--- begin Extract ---
Z = torch.randn(N, dim)
C = torch.cov(Z.t()) 

Variance Loss : \(\sum_{k=1}^K \max \left(0,1-\sqrt{\operatorname{Cov}(\boldsymbol{Z})_{k, k}}\right)\)

var_loss = dim - torch.diag(C).clamp(1e-6, 1).sqrt().sum() 
print(torch.diag(C).shape)

torch.Size([128])

Covarinace Loss : \(\sum_{j=1, j \neq k}^K \operatorname{Cov}(\boldsymbol{Z})_{k, j}^2\)

cov_loss = 2 * torch.triu(C, diagonal=1).square().sum() 
print(torch.triu(C, diagonal=1).shape)

torch.Size([128, 128])

Invariance Loss : \(\frac{1}{N} \sum_{i=1}^N \sum_{j=1}^N(\boldsymbol{G})_{i, j}\left\|\boldsymbol{Z}_{i, .}-\boldsymbol{Z}_{j, .}\right\|_2^2\)

inv_loss =(Z[i]-Z[j]).square().sum(1).inner(G[i,j])/N 
print((Z[i]-Z[j]).shape)

torch.Size([2000, 128])

Overall loss :

loss = alpha * var_loss + beta * cov_loss + gamma * inv_loss 

(3) SimCLR

consists in two steps

step 1) produces an estimate \(\widehat{\boldsymbol{G}}(\boldsymbol{Z})\) of the \(\boldsymbol{G}\) from \(\boldsymbol{Z}\)
- \(\widehat{\boldsymbol{G}}(\boldsymbol{Z})\) : right-stochastic matrix ( \(\widehat{\boldsymbol{G}}(\boldsymbol{Z}) \mathbf{1}=\mathbf{1}\) )
- ex) by using the cosine similarity
  
  \((\widehat{\boldsymbol{G}}(\boldsymbol{Z}))_{i, j}=\frac{e^{\operatorname{CoSim}\left(\boldsymbol{z}_i, \boldsymbol{z}_j\right) / \tau}}{\sum_{k=1, k \neq i}^N e^{\operatorname{CoSim}\left(\boldsymbol{z}_i, \boldsymbol{z}_k\right) / \tau}} \mathbf{1}_{\{i=j\}},\).
--- end Extract ---
--- begin Listed entries ---
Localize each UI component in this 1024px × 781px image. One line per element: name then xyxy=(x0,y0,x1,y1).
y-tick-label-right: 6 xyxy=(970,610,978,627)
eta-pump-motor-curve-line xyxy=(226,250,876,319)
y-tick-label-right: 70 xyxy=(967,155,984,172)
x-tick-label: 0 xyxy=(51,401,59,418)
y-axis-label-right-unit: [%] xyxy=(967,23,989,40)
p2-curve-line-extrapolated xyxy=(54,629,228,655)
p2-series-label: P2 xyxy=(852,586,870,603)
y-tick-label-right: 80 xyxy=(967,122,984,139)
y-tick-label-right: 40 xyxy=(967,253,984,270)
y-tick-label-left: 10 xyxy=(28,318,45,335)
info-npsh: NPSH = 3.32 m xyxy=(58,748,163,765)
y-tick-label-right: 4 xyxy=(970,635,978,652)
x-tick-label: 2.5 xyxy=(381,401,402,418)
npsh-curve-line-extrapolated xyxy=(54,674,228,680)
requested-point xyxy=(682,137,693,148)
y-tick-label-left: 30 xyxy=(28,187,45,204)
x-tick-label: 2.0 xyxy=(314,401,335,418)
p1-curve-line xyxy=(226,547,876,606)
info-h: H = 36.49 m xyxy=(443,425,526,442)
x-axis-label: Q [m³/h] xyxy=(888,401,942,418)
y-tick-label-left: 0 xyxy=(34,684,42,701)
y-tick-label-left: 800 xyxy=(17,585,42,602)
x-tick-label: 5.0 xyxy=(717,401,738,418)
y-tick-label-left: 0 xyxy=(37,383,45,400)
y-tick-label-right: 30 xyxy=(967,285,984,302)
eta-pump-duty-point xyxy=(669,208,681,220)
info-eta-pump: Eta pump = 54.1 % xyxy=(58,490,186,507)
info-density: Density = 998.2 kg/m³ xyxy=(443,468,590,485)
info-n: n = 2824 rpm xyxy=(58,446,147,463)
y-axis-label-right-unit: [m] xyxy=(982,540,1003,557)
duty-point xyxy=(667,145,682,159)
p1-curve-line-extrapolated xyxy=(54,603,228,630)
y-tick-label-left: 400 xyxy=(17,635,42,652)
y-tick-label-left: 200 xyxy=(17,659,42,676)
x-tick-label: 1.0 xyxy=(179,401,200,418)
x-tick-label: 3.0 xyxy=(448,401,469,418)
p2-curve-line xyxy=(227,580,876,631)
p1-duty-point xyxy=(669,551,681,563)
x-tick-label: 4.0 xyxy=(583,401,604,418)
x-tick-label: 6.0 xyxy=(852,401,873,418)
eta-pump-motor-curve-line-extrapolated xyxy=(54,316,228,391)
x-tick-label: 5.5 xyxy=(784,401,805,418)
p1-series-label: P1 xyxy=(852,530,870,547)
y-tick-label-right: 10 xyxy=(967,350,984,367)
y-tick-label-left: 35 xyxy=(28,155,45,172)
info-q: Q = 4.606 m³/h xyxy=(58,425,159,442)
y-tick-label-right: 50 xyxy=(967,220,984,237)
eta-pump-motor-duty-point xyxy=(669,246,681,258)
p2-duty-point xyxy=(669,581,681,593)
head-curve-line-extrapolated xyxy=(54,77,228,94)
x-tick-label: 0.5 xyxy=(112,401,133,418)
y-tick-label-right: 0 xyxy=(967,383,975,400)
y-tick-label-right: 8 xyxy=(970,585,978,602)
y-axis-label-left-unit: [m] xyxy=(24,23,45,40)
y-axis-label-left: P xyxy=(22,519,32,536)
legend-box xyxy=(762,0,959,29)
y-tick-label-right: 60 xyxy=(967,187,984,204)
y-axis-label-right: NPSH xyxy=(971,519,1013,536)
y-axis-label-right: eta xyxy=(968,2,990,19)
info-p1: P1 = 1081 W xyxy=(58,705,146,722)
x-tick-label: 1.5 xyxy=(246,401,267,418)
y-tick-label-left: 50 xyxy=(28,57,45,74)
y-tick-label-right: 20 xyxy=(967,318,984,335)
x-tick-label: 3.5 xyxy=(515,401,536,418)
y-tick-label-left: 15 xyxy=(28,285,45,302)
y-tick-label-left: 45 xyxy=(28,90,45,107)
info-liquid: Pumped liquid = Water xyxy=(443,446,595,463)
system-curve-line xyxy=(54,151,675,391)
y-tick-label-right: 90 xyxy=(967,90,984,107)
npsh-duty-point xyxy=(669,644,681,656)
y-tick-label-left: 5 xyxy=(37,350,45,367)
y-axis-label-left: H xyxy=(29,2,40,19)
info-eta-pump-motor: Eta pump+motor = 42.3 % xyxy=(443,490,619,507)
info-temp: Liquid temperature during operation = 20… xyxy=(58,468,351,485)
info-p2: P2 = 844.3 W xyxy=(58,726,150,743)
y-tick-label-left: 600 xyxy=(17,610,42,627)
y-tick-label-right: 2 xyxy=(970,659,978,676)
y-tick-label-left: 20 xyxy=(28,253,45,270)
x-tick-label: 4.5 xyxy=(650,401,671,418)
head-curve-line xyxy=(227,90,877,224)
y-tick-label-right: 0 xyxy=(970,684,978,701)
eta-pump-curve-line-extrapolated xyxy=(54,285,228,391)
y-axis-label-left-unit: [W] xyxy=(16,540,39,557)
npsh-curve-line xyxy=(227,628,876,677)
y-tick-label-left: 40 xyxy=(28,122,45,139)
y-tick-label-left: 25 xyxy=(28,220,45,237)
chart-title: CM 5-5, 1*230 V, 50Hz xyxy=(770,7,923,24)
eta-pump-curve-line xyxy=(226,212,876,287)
--- end Listed entries ---
## Problems to work on:
**A.** Please output the part of the loss-function notes that opens with the words containing "Z = torch.randn(N, dim)" and closes with "print(torch.diag(C).shape)".
**B.** In the loss-function notes, how many steps does SimCLR consist in?
**C.** Resume the loss-function notes from the point where they stop.
The entries after the loss-function notes are separate material.

## Results for each task:
**A.**
Z = torch.randn(N, dim)
C = torch.cov(Z.t()) 

Variance Loss : \(\sum_{k=1}^K \max \left(0,1-\sqrt{\operatorname{Cov}(\boldsymbol{Z})_{k, k}}\right)\)

var_loss = dim - torch.diag(C).clamp(1e-6, 1).sqrt().sum() 
print(torch.diag(C).shape)

**B.** Two steps.

**C.**
step 2) encourages the elements of \(\widehat{G}(\boldsymbol{Z})\) and \(G\) to match
- ex) InfoNCE loss
  
  \(\mathcal{L}_{\text {simCLR }}=\underbrace{-\sum_{i=1}^N \sum_{j=1}^N(\boldsymbol{G})_{i, j} \log (\widehat{\boldsymbol{G}}(\boldsymbol{Z}))_{i, j}}_{\text {cross-entropy between matrices }}\).

The only difference between SimCLR and its variants e.g. NNCLR

\(\rightarrow\) construction of \(\boldsymbol{G}\) when only given \(\boldsymbol{X}^{\prime}\)

computational complexity of \(\mathcal{O}\left(N^2\right)\)

\(\because\) requires to compute all the pairwise similarities

Nevertheless, InfoNCE loss above can be easily computed as…

tau = 3
Z = torch.randn(N, dim)
I = torch.eye(N, N)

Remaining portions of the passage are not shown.